> **Explore the material**:
(a) Translate this sentence from the NatSpec documentation guide into Spanish: "Keep it focused so reviewers can move fast."
(b) In the NatSpec documentation guide, how long is each break in the 25–5 cadence?
(c) Resume the NatSpec documentation guide from its final line and write what comes next.

> **Text passage**:
Step 2: Draft NatSpec first, code second
Write comments that explain why, not just what. Keep lines short and specific to inputs, effects, and failure modes.

/// @title BondAuction
/// @notice English auction for fixed-maturity bonds settled in ERC20
/// @dev Reverts if auction is not ACTIVE or if bids do not exceed minIncrement
contract BondAuction {
    /// @notice Places a bid and locks funds until the auction ends
    /// @param amount The bid size in quote tokens
    /// @param recipient Address that receives the bond if this wins
    /// @return isHighBid True if this is the current high bid
    function bid(uint256 amount, address recipient) external returns (bool isHighBid) {
        // ...
    }

    /// @notice Cancels the auction and refunds all bidders
    /// @dev Only callable by owner when no winning settlement exists
    function cancel() external;
}

Step 3: Generate docs from the comments
Run your usual CLI command to compile the documentation from NatSpec. You can wire this into a package script so the whole team runs the same command.

Step 4: Read it like a stranger
Open the generated page. If a new reader would still ask “what does this do” or “when does it fail,” add that sentence to the NatSpec and regenerate.

Step 5: Ship a small slice
Open a PR with only the doc changes. Keep it focused so reviewers can move fast.

Focus habits that actually stick

1) The one-tab rule
During doc sprints, keep only your editor and the generated docs open. If you need an EIP or a whitepaper, paste the quote into a scratchpad and close the tab right after.

2) 25–5 cadence
Work in 25 minute blocks, 5 minute breaks. In the break, do not touch code or docs. Stand up, refill water, then sit down and restart the timer. This keeps quality stable for longer sessions.

3) Write the failure first
When documenting a function, start with how it fails. Most misunderstandings come from preconditions and revert paths. NatSpec it early, code it next.

4) Name the audience
Begin each doc pass by writing a one-line audience note above your draft: “This page is for reviewers,” or “This page is for integrators.” Write to that reader and cut anything they do not need.

5) Ban vague verbs
Replace “handles,” “manages,” “processes” with concrete results like “mints,” “burns,” “transfers,” “slashes,” “settles.” Vague verbs hide risk.

6) Show one example
For tricky flows, add a single numbered example. Keep it short.

Example settlement
1. Seller calls commit() and escrows 1,000 USDC
2. Buyer calls settle() before expiry with proof X
3. Contract transfers USDC to buyer and emits Settled(id)

[Bounding box prediction data]
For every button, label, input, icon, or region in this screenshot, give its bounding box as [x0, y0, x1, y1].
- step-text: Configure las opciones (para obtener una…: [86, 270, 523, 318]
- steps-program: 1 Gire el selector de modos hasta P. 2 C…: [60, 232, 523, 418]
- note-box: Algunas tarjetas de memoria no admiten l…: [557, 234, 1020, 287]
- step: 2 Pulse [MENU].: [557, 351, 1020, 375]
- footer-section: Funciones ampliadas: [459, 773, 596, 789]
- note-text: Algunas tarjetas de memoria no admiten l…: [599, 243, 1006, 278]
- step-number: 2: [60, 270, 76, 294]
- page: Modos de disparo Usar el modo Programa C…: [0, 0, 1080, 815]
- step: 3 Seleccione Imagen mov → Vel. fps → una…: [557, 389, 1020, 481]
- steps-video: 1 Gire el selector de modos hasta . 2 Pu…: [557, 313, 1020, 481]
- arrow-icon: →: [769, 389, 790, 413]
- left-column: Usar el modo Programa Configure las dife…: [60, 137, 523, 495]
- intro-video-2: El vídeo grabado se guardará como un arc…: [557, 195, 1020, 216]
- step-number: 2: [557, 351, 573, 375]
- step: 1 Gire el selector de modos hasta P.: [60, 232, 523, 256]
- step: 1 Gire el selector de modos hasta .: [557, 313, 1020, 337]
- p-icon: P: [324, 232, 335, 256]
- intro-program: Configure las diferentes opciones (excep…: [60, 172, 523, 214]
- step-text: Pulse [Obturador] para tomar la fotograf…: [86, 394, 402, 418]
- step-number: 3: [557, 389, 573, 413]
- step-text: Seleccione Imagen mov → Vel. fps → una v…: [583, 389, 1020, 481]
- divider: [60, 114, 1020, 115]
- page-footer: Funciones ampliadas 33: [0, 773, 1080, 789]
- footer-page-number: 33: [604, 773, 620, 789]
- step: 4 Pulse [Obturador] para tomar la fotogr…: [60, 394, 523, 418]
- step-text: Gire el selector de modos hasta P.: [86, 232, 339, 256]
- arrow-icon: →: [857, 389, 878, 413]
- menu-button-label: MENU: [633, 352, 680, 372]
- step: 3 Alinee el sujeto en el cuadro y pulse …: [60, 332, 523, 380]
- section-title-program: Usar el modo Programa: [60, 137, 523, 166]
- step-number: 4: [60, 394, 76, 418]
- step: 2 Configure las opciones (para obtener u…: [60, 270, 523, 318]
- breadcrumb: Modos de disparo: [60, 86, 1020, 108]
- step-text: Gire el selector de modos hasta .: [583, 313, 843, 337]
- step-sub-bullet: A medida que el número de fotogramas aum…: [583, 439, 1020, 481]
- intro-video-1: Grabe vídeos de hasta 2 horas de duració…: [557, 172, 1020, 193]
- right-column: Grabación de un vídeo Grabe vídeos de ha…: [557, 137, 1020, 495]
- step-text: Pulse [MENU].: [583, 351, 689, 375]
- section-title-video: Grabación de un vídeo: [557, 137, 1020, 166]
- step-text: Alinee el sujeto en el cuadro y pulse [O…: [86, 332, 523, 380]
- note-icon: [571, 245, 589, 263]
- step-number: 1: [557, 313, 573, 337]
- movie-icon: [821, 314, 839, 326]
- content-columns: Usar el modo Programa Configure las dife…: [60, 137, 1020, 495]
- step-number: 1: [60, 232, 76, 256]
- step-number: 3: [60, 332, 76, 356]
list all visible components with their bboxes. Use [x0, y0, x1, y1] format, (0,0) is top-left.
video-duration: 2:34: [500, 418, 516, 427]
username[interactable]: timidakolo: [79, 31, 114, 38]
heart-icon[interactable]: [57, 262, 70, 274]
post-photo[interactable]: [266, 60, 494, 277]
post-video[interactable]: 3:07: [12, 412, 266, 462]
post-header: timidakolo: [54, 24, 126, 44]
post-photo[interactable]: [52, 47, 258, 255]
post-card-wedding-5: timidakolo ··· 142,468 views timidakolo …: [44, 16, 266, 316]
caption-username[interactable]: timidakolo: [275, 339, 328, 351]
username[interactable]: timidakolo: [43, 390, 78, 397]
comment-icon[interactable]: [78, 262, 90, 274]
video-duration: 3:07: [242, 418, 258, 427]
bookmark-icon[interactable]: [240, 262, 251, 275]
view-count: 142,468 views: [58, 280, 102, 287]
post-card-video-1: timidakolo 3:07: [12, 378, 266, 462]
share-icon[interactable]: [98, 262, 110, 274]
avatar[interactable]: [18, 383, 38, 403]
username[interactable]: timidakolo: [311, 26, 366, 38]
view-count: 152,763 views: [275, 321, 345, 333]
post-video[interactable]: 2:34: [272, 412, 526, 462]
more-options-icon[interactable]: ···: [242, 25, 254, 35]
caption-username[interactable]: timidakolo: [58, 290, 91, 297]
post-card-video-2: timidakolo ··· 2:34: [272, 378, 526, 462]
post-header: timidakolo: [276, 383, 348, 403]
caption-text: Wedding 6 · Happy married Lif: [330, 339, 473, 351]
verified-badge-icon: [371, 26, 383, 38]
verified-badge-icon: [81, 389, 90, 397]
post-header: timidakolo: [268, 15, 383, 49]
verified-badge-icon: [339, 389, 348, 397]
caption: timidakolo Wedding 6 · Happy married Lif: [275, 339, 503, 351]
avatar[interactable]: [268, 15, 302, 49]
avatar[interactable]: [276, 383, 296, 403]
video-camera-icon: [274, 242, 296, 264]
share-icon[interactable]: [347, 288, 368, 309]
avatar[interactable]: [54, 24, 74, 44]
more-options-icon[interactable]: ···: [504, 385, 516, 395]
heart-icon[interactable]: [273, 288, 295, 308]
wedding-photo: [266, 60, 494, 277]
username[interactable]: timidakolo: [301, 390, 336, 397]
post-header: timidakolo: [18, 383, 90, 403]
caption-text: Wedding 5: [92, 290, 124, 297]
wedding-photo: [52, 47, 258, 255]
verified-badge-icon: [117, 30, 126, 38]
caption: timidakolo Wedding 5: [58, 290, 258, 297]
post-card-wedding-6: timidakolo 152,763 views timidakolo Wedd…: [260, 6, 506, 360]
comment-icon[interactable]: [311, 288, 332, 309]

> **Answers to the problems**:
(a) Mantenlo enfocado para que los revisores puedan avanzar rápido.

(b) Five minutes.

(c)
7) End with a diff
Before you push, run a final diff and read only the changed comments and the generated HTML. You will catch tense shifts, mismatched names, and small contradictions.

Micro-templates you can paste into any repo

Contract overview

/**
 * @title <ContractName>
 * @notice <One clear sentence of purpose>
 * @dev Key invariants:
 *  - <Invariant 1>
 *  - <Invariant 2>
 * Permissions:
 *  - <Role> can <action>
 *  - <Role> can <action>
 */

Function checklist

  • What does it return and why does that matter
  • Preconditions that cause a revert
  • Postconditions that are always true
  • Events emitted and their meaning
  • External effects, tokens moved, storage written

Edge-case note

/**
 * @notice Edge cases
 * - Fails when <condition> because <reason>
 * - Rounding may favor <party> by at most <delta>
 * - Reentrancy guard blocks nested calls to <fn>
 */

Common pitfalls to avoid

  • Commenting what the code already says. Use NatSpec to say what the code cannot show, like intent and risk boundaries.
  • Mixing API docs and architecture notes on the same page. Keep a high-level page for the system, then API pages per contract.
  • Leaving roles implicit. Always write who can call what and why.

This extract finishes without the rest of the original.